Chart and figure data:
========

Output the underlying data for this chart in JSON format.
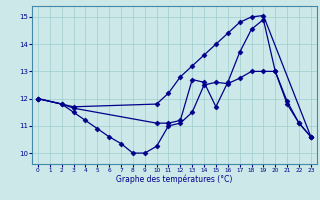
{
  "xlabel": "Graphe des températures (°C)",
  "xlim": [
    -0.5,
    23.5
  ],
  "ylim": [
    9.6,
    15.4
  ],
  "yticks": [
    10,
    11,
    12,
    13,
    14,
    15
  ],
  "xticks": [
    0,
    1,
    2,
    3,
    4,
    5,
    6,
    7,
    8,
    9,
    10,
    11,
    12,
    13,
    14,
    15,
    16,
    17,
    18,
    19,
    20,
    21,
    22,
    23
  ],
  "bg_color": "#cce8e8",
  "line_color": "#00008b",
  "series1_x": [
    0,
    2,
    3,
    4,
    5,
    6,
    7,
    8,
    9,
    10,
    11,
    12,
    13,
    14,
    15,
    16,
    17,
    18,
    19,
    20,
    21,
    22,
    23
  ],
  "series1_y": [
    12.0,
    11.8,
    11.5,
    11.2,
    10.9,
    10.6,
    10.35,
    10.0,
    10.0,
    10.25,
    11.0,
    11.1,
    11.5,
    12.5,
    12.6,
    12.55,
    12.75,
    13.0,
    13.0,
    13.0,
    11.9,
    11.1,
    10.6
  ],
  "series2_x": [
    0,
    2,
    3,
    10,
    11,
    12,
    13,
    14,
    15,
    16,
    17,
    18,
    19,
    20,
    21,
    22,
    23
  ],
  "series2_y": [
    12.0,
    11.8,
    11.65,
    11.1,
    11.1,
    11.2,
    12.7,
    12.6,
    11.7,
    12.6,
    13.7,
    14.55,
    14.9,
    13.0,
    11.8,
    11.1,
    10.6
  ],
  "series3_x": [
    0,
    3,
    10,
    11,
    12,
    13,
    14,
    15,
    16,
    17,
    18,
    19,
    23
  ],
  "series3_y": [
    12.0,
    11.7,
    11.8,
    12.2,
    12.8,
    13.2,
    13.6,
    14.0,
    14.4,
    14.8,
    15.0,
    15.05,
    10.6
  ]
}
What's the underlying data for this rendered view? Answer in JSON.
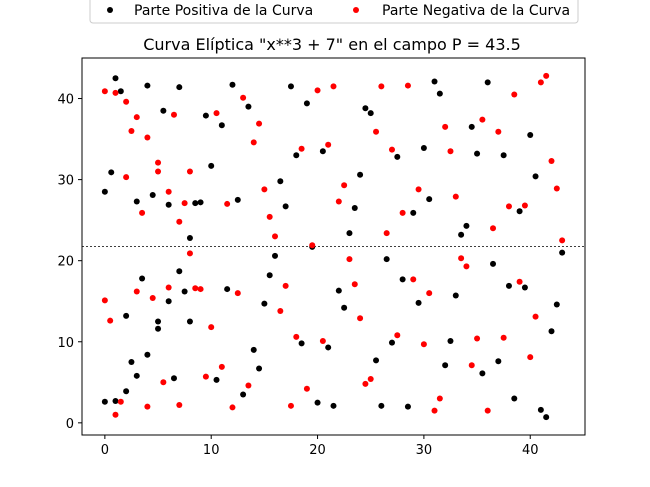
{
  "chart_data": {
    "type": "scatter",
    "title": "Curva Elíptica \"x**3 + 7\" en el campo P = 43.5",
    "xlabel": "",
    "ylabel": "",
    "xlim": [
      -2.15,
      45.15
    ],
    "ylim": [
      -1.5,
      45.0
    ],
    "xticks": [
      0,
      10,
      20,
      30,
      40
    ],
    "yticks": [
      0,
      10,
      20,
      30,
      40
    ],
    "grid": false,
    "legend_position": "top-center, above axes",
    "hline": {
      "y": 21.75,
      "style": "dotted",
      "color": "#000000"
    },
    "series": [
      {
        "name": "Parte Positiva de la Curva",
        "color": "#000000",
        "points": [
          [
            0,
            28.5
          ],
          [
            0,
            2.6
          ],
          [
            0.6,
            30.9
          ],
          [
            1,
            42.5
          ],
          [
            1,
            2.7
          ],
          [
            1.5,
            40.9
          ],
          [
            2,
            13.2
          ],
          [
            2,
            3.9
          ],
          [
            2.5,
            7.5
          ],
          [
            3,
            27.3
          ],
          [
            3,
            5.8
          ],
          [
            3.5,
            17.8
          ],
          [
            4,
            41.6
          ],
          [
            4,
            8.4
          ],
          [
            4.5,
            28.1
          ],
          [
            5,
            12.5
          ],
          [
            5,
            11.6
          ],
          [
            5.5,
            38.5
          ],
          [
            6,
            26.9
          ],
          [
            6,
            15
          ],
          [
            6.5,
            5.5
          ],
          [
            7,
            41.4
          ],
          [
            7,
            18.7
          ],
          [
            7.5,
            16.2
          ],
          [
            8,
            22.8
          ],
          [
            8,
            12.5
          ],
          [
            8.5,
            27.1
          ],
          [
            9,
            27.2
          ],
          [
            9.5,
            37.9
          ],
          [
            10,
            31.7
          ],
          [
            10.5,
            5.3
          ],
          [
            11,
            36.7
          ],
          [
            11.5,
            16.5
          ],
          [
            12,
            41.7
          ],
          [
            12.5,
            27.5
          ],
          [
            13,
            3.5
          ],
          [
            13.5,
            39
          ],
          [
            14,
            9
          ],
          [
            14.5,
            6.7
          ],
          [
            15,
            14.7
          ],
          [
            15.5,
            18.2
          ],
          [
            16,
            20.6
          ],
          [
            16.5,
            29.8
          ],
          [
            17,
            26.7
          ],
          [
            17.5,
            41.5
          ],
          [
            18,
            33
          ],
          [
            18.5,
            9.8
          ],
          [
            19,
            39.4
          ],
          [
            19.5,
            21.7
          ],
          [
            20,
            2.5
          ],
          [
            20.5,
            33.5
          ],
          [
            21,
            9.3
          ],
          [
            21.5,
            2.1
          ],
          [
            22,
            16.3
          ],
          [
            22.5,
            14.2
          ],
          [
            23,
            23.4
          ],
          [
            23.5,
            26.5
          ],
          [
            24,
            30.6
          ],
          [
            24.5,
            38.8
          ],
          [
            25,
            38.2
          ],
          [
            25.5,
            7.7
          ],
          [
            26,
            2.1
          ],
          [
            26.5,
            20.2
          ],
          [
            27,
            9.9
          ],
          [
            27.5,
            32.8
          ],
          [
            28,
            17.7
          ],
          [
            28.5,
            2
          ],
          [
            29,
            25.9
          ],
          [
            29.5,
            14.8
          ],
          [
            30,
            33.9
          ],
          [
            30.5,
            27.6
          ],
          [
            31,
            42.1
          ],
          [
            31.5,
            40.6
          ],
          [
            32,
            7.1
          ],
          [
            32.5,
            10.1
          ],
          [
            33,
            15.7
          ],
          [
            33.5,
            23.2
          ],
          [
            34,
            24.3
          ],
          [
            34.5,
            36.5
          ],
          [
            35,
            33.2
          ],
          [
            35.5,
            6.1
          ],
          [
            36,
            42
          ],
          [
            36.5,
            19.6
          ],
          [
            37,
            7.6
          ],
          [
            37.5,
            33
          ],
          [
            38,
            16.9
          ],
          [
            38.5,
            3
          ],
          [
            39,
            26.1
          ],
          [
            39.5,
            16.7
          ],
          [
            40,
            35.5
          ],
          [
            40.5,
            30.4
          ],
          [
            41,
            1.6
          ],
          [
            41.5,
            0.7
          ],
          [
            42,
            11.3
          ],
          [
            42.5,
            14.6
          ],
          [
            43,
            21
          ]
        ]
      },
      {
        "name": "Parte Negativa de la Curva",
        "color": "#ff0000",
        "points": [
          [
            0,
            40.9
          ],
          [
            0,
            15.1
          ],
          [
            0.5,
            12.6
          ],
          [
            1,
            40.7
          ],
          [
            1,
            1
          ],
          [
            1.5,
            2.6
          ],
          [
            2,
            30.3
          ],
          [
            2,
            39.6
          ],
          [
            2.5,
            36
          ],
          [
            3,
            37.7
          ],
          [
            3,
            16.2
          ],
          [
            3.5,
            25.9
          ],
          [
            4,
            35.2
          ],
          [
            4,
            2
          ],
          [
            4.5,
            15.4
          ],
          [
            5,
            32.1
          ],
          [
            5,
            31
          ],
          [
            5.5,
            5
          ],
          [
            6,
            16.7
          ],
          [
            6,
            28.5
          ],
          [
            6.5,
            38
          ],
          [
            7,
            24.8
          ],
          [
            7,
            2.2
          ],
          [
            7.5,
            27.1
          ],
          [
            8,
            31
          ],
          [
            8,
            20.9
          ],
          [
            8.5,
            16.6
          ],
          [
            9,
            16.5
          ],
          [
            9.5,
            5.7
          ],
          [
            10,
            11.8
          ],
          [
            10.5,
            38.2
          ],
          [
            11,
            6.9
          ],
          [
            11.5,
            27
          ],
          [
            12,
            1.9
          ],
          [
            12.5,
            16
          ],
          [
            13,
            40.1
          ],
          [
            13.5,
            4.6
          ],
          [
            14,
            34.6
          ],
          [
            14.5,
            36.9
          ],
          [
            15,
            28.8
          ],
          [
            15.5,
            25.4
          ],
          [
            16,
            23
          ],
          [
            16.5,
            13.8
          ],
          [
            17,
            16.9
          ],
          [
            17.5,
            2.1
          ],
          [
            18,
            10.6
          ],
          [
            18.5,
            33.8
          ],
          [
            19,
            4.2
          ],
          [
            19.5,
            21.9
          ],
          [
            20,
            41
          ],
          [
            20.5,
            10.1
          ],
          [
            21,
            34.3
          ],
          [
            21.5,
            41.5
          ],
          [
            22,
            27.3
          ],
          [
            22.5,
            29.3
          ],
          [
            23,
            20.2
          ],
          [
            23.5,
            17.1
          ],
          [
            24,
            12.9
          ],
          [
            24.5,
            4.8
          ],
          [
            25,
            5.4
          ],
          [
            25.5,
            35.9
          ],
          [
            26,
            41.5
          ],
          [
            26.5,
            23.4
          ],
          [
            27,
            33.7
          ],
          [
            27.5,
            10.8
          ],
          [
            28,
            25.9
          ],
          [
            28.5,
            41.6
          ],
          [
            29,
            17.7
          ],
          [
            29.5,
            28.8
          ],
          [
            30,
            9.7
          ],
          [
            30.5,
            16
          ],
          [
            31,
            1.5
          ],
          [
            31.5,
            3
          ],
          [
            32,
            36.5
          ],
          [
            32.5,
            33.5
          ],
          [
            33,
            27.9
          ],
          [
            33.5,
            20.3
          ],
          [
            34,
            19.3
          ],
          [
            34.5,
            7.1
          ],
          [
            35,
            10.4
          ],
          [
            35.5,
            37.4
          ],
          [
            36,
            1.5
          ],
          [
            36.5,
            24
          ],
          [
            37,
            35.9
          ],
          [
            37.5,
            10.5
          ],
          [
            38,
            26.7
          ],
          [
            38.5,
            40.5
          ],
          [
            39,
            17.4
          ],
          [
            39.5,
            26.8
          ],
          [
            40,
            8.1
          ],
          [
            40.5,
            13.1
          ],
          [
            41,
            42
          ],
          [
            41.5,
            42.8
          ],
          [
            42,
            32.3
          ],
          [
            42.5,
            28.9
          ],
          [
            43,
            22.5
          ]
        ]
      }
    ]
  }
}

========

## [Given problem]
Find the lines containing "this" and list every one of them.

## [Response to the task]
Output the underlying data for this chart in JSON format.
What's the underlying data for this rendered view? Answer in JSON.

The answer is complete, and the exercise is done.